**Record extracts:**
┄┄┄┄┄┄┄┄┄┄
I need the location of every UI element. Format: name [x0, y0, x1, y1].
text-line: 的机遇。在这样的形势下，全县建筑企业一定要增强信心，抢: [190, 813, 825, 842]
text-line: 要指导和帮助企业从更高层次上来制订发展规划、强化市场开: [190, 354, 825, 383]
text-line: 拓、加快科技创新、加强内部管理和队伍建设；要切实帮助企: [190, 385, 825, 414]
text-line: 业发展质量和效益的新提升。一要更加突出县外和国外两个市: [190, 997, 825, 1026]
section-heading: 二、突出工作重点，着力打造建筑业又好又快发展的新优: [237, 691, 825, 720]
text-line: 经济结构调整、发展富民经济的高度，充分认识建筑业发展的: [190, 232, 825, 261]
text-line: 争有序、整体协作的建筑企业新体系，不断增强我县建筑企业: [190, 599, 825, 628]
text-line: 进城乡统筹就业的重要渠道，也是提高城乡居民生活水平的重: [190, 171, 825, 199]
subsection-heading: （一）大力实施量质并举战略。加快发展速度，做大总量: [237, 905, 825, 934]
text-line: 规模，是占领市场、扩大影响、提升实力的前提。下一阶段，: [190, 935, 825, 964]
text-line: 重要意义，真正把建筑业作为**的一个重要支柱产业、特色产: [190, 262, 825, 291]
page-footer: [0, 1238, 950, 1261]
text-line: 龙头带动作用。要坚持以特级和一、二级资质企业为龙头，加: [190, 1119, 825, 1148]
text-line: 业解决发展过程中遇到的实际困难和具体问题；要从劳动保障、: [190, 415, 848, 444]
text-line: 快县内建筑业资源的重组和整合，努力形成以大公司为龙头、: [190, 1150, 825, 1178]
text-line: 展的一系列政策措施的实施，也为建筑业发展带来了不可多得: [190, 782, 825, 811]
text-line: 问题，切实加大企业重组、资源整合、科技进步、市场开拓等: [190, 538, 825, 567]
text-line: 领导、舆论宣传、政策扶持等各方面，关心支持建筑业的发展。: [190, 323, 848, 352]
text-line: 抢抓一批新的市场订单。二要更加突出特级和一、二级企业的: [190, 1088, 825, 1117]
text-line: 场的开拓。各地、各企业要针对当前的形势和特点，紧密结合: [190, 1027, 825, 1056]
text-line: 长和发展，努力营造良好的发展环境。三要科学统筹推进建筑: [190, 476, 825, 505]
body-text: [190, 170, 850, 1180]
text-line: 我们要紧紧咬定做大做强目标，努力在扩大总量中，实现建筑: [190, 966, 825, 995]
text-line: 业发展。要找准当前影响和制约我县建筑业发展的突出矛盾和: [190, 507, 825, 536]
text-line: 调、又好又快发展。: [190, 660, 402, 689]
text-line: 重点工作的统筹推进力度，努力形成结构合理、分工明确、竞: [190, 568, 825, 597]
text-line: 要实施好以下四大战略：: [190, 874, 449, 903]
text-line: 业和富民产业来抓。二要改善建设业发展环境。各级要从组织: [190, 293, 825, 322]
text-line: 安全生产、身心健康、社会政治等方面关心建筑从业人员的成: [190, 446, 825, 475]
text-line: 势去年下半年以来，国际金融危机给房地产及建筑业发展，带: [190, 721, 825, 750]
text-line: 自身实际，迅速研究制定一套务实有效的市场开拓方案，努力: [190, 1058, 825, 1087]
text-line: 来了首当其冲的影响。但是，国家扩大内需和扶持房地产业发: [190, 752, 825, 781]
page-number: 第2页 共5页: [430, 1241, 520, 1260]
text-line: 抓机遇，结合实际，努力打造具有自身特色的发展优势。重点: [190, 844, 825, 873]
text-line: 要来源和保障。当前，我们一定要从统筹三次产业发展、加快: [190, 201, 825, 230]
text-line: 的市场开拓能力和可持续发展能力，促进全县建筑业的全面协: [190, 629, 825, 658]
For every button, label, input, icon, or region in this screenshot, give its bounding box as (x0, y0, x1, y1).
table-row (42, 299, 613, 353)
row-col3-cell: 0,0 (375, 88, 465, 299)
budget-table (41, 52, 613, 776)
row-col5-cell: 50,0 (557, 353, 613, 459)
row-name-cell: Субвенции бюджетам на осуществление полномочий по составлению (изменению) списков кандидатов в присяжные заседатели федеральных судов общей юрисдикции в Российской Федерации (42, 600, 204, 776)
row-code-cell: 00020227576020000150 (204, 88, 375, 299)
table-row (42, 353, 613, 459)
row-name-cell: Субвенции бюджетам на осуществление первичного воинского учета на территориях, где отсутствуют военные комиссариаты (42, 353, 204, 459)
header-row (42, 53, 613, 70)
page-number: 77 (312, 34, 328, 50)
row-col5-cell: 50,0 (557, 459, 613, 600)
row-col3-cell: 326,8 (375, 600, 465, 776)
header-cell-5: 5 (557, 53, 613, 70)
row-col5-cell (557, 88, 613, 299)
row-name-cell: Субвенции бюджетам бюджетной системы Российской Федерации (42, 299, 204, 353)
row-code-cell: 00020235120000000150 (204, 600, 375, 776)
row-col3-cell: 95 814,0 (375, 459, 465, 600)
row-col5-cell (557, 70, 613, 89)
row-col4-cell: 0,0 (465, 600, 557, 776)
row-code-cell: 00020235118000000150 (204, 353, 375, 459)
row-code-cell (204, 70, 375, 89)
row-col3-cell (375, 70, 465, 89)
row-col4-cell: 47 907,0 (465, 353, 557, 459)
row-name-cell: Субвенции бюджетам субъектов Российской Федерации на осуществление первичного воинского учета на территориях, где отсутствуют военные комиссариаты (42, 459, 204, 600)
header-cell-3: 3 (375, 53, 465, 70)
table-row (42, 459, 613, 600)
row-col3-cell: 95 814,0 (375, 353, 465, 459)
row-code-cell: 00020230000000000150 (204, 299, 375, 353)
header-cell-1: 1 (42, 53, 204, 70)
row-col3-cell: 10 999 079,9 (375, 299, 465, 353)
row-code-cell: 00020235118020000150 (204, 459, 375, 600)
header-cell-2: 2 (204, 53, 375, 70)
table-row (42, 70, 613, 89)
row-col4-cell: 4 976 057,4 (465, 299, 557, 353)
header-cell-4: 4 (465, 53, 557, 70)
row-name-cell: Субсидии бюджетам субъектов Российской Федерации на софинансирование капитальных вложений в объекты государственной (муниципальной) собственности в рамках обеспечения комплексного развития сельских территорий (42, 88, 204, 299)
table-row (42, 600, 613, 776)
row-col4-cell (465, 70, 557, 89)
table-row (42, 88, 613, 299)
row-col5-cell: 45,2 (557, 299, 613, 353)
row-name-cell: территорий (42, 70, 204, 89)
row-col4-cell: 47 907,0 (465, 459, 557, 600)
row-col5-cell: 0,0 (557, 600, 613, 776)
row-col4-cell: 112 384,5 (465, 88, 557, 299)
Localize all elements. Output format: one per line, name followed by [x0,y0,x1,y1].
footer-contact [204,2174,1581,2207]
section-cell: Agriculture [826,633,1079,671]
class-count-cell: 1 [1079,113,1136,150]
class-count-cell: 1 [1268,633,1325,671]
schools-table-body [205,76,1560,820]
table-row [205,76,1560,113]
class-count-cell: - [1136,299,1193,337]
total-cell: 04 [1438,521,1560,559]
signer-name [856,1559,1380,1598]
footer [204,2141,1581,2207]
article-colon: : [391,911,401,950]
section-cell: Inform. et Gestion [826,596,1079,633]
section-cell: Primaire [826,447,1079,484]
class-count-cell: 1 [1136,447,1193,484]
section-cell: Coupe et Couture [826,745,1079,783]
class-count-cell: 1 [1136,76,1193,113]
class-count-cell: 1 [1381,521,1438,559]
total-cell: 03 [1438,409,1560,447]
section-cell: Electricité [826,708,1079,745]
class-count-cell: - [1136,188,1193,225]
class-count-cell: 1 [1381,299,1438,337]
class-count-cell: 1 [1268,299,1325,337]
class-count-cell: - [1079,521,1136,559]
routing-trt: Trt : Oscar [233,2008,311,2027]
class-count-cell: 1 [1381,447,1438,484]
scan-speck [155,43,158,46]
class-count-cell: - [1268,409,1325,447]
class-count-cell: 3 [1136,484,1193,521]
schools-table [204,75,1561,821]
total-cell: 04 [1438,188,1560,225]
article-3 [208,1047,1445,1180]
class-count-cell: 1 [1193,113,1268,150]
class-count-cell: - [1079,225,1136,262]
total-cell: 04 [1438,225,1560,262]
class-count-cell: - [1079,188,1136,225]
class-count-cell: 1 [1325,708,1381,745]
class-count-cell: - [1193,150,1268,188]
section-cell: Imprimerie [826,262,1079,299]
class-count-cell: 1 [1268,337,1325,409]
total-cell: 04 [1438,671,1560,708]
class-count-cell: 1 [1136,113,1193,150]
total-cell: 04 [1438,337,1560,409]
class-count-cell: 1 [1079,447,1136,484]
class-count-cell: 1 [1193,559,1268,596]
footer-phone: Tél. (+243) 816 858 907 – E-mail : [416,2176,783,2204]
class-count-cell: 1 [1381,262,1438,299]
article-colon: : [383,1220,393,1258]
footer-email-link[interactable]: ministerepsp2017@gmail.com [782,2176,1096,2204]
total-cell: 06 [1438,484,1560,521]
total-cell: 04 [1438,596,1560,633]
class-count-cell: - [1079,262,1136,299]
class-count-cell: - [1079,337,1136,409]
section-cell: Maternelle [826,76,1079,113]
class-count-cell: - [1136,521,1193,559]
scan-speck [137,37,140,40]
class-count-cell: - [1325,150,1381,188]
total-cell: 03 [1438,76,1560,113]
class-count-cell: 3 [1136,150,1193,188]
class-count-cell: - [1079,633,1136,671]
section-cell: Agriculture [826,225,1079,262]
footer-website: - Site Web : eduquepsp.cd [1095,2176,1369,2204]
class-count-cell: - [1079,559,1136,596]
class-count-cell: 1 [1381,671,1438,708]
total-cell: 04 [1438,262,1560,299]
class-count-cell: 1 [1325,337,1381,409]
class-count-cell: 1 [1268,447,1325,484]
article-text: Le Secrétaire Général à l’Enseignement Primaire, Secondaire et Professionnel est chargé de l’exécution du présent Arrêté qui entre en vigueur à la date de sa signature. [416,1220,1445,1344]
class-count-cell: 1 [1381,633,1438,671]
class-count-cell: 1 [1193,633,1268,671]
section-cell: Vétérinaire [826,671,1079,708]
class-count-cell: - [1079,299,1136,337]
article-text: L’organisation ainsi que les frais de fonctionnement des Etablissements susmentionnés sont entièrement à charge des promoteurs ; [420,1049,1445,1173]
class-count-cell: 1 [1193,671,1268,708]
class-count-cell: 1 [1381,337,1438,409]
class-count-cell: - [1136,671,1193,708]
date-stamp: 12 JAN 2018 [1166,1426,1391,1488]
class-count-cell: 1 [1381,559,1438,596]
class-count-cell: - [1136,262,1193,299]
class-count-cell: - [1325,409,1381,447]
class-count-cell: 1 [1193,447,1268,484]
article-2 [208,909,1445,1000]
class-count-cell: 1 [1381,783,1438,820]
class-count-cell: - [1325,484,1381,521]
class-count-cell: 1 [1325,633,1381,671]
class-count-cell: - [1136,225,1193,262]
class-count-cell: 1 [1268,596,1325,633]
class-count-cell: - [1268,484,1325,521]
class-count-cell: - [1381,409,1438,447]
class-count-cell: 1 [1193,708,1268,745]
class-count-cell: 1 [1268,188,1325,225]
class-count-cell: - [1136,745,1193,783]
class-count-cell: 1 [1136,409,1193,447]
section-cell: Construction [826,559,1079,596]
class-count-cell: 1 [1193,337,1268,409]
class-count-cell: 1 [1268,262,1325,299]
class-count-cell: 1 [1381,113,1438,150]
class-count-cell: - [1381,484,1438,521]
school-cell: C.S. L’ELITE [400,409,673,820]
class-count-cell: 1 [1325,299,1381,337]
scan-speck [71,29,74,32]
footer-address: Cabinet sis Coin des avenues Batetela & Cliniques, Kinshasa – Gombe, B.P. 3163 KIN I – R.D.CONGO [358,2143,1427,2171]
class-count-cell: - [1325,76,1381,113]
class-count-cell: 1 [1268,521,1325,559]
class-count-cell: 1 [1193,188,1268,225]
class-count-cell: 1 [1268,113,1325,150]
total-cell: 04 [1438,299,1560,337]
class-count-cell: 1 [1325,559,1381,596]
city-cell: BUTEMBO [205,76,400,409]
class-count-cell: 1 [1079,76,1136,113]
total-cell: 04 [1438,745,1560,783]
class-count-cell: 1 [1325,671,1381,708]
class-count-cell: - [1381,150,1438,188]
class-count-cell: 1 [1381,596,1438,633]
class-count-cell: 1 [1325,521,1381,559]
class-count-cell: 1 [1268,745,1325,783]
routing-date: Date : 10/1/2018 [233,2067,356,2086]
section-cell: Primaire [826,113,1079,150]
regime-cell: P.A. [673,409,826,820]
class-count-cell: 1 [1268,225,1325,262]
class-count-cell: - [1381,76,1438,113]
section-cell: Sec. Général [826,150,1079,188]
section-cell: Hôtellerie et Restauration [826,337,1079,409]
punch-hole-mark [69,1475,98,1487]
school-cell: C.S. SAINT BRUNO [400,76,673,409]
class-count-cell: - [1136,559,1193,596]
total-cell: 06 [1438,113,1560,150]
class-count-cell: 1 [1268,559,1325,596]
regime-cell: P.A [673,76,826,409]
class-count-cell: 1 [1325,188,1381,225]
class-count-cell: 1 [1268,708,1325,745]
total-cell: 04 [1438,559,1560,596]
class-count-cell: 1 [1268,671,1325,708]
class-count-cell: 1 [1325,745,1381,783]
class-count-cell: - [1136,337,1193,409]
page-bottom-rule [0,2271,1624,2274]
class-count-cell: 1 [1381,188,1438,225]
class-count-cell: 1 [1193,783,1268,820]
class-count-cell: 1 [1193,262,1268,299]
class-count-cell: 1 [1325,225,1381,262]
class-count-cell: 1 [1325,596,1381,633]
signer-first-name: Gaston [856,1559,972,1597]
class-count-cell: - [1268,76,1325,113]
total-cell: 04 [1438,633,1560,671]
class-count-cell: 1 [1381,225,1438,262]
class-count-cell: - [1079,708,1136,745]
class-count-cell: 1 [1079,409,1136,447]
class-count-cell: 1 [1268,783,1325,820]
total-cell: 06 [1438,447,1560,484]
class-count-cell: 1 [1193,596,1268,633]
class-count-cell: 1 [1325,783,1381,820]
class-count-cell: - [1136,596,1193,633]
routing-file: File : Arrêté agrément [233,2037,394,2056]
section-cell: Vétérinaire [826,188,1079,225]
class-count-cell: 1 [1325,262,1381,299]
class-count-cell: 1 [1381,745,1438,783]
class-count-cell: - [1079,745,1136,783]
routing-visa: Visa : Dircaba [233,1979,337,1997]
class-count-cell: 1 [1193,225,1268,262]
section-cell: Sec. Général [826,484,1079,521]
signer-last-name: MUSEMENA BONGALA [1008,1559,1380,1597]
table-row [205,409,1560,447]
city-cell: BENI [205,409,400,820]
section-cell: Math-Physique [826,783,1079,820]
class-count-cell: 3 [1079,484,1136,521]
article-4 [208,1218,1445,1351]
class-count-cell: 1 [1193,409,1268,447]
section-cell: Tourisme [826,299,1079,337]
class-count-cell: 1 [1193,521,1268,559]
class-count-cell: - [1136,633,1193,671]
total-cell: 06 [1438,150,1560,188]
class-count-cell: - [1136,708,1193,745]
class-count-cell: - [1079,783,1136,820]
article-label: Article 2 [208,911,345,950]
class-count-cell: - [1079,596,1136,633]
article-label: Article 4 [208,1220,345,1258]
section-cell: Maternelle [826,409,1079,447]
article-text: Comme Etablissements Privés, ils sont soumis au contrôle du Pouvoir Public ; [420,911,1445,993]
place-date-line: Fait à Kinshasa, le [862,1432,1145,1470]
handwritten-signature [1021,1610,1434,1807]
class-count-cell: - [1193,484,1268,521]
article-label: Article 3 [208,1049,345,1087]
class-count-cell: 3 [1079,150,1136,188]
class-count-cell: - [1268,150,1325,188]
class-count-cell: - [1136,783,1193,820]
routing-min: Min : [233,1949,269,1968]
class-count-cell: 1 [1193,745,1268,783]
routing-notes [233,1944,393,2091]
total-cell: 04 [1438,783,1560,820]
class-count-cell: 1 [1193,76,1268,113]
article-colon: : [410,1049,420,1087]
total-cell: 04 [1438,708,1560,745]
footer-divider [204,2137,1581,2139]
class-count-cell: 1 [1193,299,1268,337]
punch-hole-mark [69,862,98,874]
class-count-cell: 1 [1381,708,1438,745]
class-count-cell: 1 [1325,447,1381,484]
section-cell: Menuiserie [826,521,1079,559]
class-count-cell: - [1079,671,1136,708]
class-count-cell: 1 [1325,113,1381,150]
┄┄┄┄┄┄┄┄┄┄
**Requirement:** Reproduce the rows verbatim, from the first row through the row containing "section-heading: 二、突出工作重点，着力打造建筑业又好又快发展的新优: [237, 691, 825, 720]".

**Exercise solution:**
I need the location of every UI element. Format: name [x0, y0, x1, y1].
text-line: 的机遇。在这样的形势下，全县建筑企业一定要增强信心，抢: [190, 813, 825, 842]
text-line: 要指导和帮助企业从更高层次上来制订发展规划、强化市场开: [190, 354, 825, 383]
text-line: 拓、加快科技创新、加强内部管理和队伍建设；要切实帮助企: [190, 385, 825, 414]
text-line: 业发展质量和效益的新提升。一要更加突出县外和国外两个市: [190, 997, 825, 1026]
section-heading: 二、突出工作重点，着力打造建筑业又好又快发展的新优: [237, 691, 825, 720]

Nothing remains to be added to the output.